PROBLEM DETAILS:
Scan the data for "page" and copy each matching line.
__________________________________________________
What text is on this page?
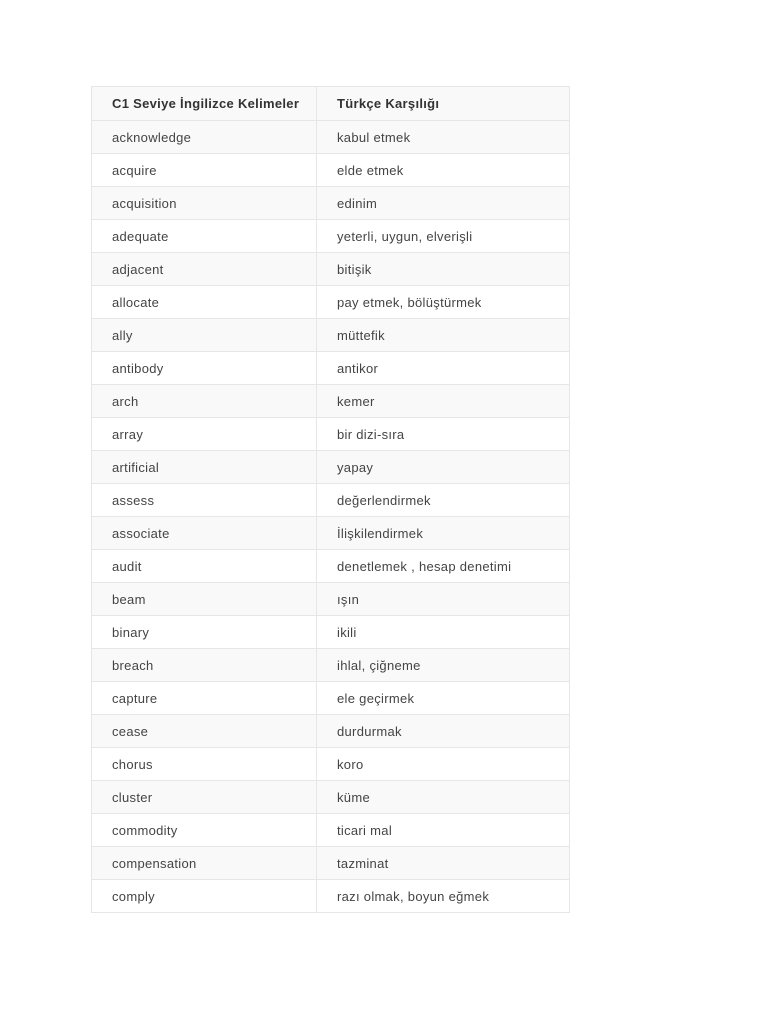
C1 Seviye İngilizce Kelimeler	Türkçe Karşılığı
acknowledge	kabul etmek
acquire	elde etmek
acquisition	edinim
adequate	yeterli, uygun, elverişli
adjacent	bitişik
allocate	pay etmek, bölüştürmek
ally	müttefik
antibody	antikor
arch	kemer
array	bir dizi-sıra
artificial	yapay
assess	değerlendirmek
associate	İlişkilendirmek
audit	denetlemek , hesap denetimi
beam	ışın
binary	ikili
breach	ihlal, çiğneme
capture	ele geçirmek
cease	durdurmak
chorus	koro
cluster	küme
commodity	ticari mal
compensation	tazminat
comply	razı olmak, boyun eğmek
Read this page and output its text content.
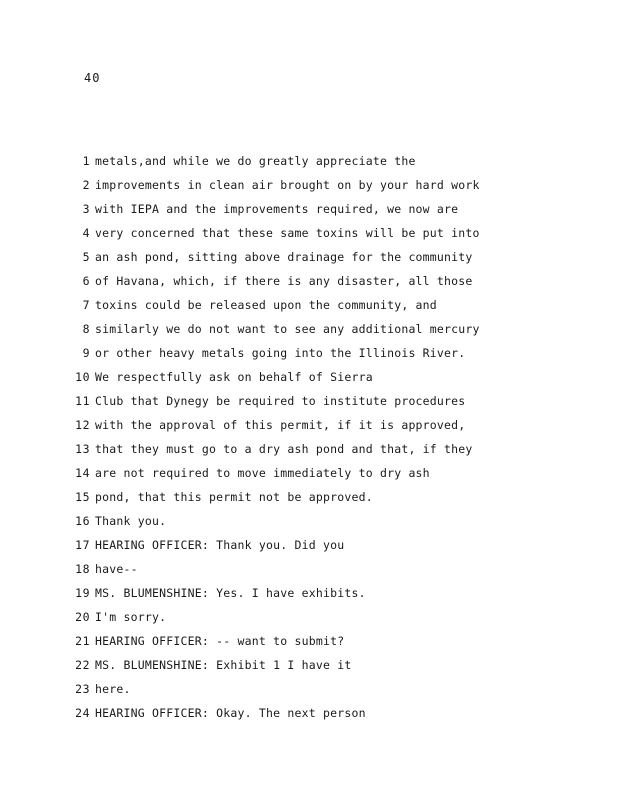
40
1 metals,and while we do greatly appreciate the
2 improvements in clean air brought on by your hard work
3 with IEPA and the improvements required, we now are
4 very concerned that these same toxins will be put into
5 an ash pond, sitting above drainage for the community
6 of Havana, which, if there is any disaster, all those
7 toxins could be released upon the community, and
8 similarly we do not want to see any additional mercury
9 or other heavy metals going into the Illinois River.
10 We respectfully ask on behalf of Sierra
11 Club that Dynegy be required to institute procedures
12 with the approval of this permit, if it is approved,
13 that they must go to a dry ash pond and that, if they
14 are not required to move immediately to dry ash
15 pond, that this permit not be approved.
16 Thank you.
17 HEARING OFFICER: Thank you. Did you
18 have--
19 MS. BLUMENSHINE: Yes. I have exhibits.
20 I'm sorry.
21 HEARING OFFICER: -- want to submit?
22 MS. BLUMENSHINE: Exhibit 1 I have it
23 here.
24 HEARING OFFICER: Okay. The next person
__________________________________________________
ANSWER:
What text is on this page?
Read this page and output its text content.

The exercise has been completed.